— Begin EXERCISE MATERIAL —
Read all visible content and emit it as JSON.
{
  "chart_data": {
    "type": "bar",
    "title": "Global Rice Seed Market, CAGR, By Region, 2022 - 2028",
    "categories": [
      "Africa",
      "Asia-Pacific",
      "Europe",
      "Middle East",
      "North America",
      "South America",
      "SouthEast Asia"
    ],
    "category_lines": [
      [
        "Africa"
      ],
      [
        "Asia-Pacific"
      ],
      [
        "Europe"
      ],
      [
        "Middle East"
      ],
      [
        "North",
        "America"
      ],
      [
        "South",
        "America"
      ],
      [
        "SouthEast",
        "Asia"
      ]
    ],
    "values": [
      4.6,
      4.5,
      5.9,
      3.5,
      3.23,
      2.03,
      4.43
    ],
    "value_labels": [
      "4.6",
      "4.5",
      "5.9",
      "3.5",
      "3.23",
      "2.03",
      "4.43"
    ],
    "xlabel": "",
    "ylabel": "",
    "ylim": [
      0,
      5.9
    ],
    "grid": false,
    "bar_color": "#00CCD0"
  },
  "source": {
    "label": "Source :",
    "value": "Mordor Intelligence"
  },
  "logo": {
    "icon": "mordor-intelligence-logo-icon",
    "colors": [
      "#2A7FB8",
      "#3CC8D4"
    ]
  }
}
— End EXERCISE MATERIAL —
● THE PROBLEM:
All of the material must be reproduced exactly.

● EXERCISE OUTPUT:
Read all visible content and emit it as JSON.
{
  "chart_data": {
    "type": "bar",
    "title": "Global Rice Seed Market, CAGR, By Region, 2022 - 2028",
    "categories": [
      "Africa",
      "Asia-Pacific",
      "Europe",
      "Middle East",
      "North America",
      "South America",
      "SouthEast Asia"
    ],
    "category_lines": [
      [
        "Africa"
      ],
      [
        "Asia-Pacific"
      ],
      [
        "Europe"
      ],
      [
        "Middle East"
      ],
      [
        "North",
        "America"
      ],
      [
        "South",
        "America"
      ],
      [
        "SouthEast",
        "Asia"
      ]
    ],
    "values": [
      4.6,
      4.5,
      5.9,
      3.5,
      3.23,
      2.03,
      4.43
    ],
    "value_labels": [
      "4.6",
      "4.5",
      "5.9",
      "3.5",
      "3.23",
      "2.03",
      "4.43"
    ],
    "xlabel": "",
    "ylabel": "",
    "ylim": [
      0,
      5.9
    ],
    "grid": false,
    "bar_color": "#00CCD0"
  },
  "source": {
    "label": "Source :",
    "value": "Mordor Intelligence"
  },
  "logo": {
    "icon": "mordor-intelligence-logo-icon",
    "colors": [
      "#2A7FB8",
      "#3CC8D4"
    ]
  }
}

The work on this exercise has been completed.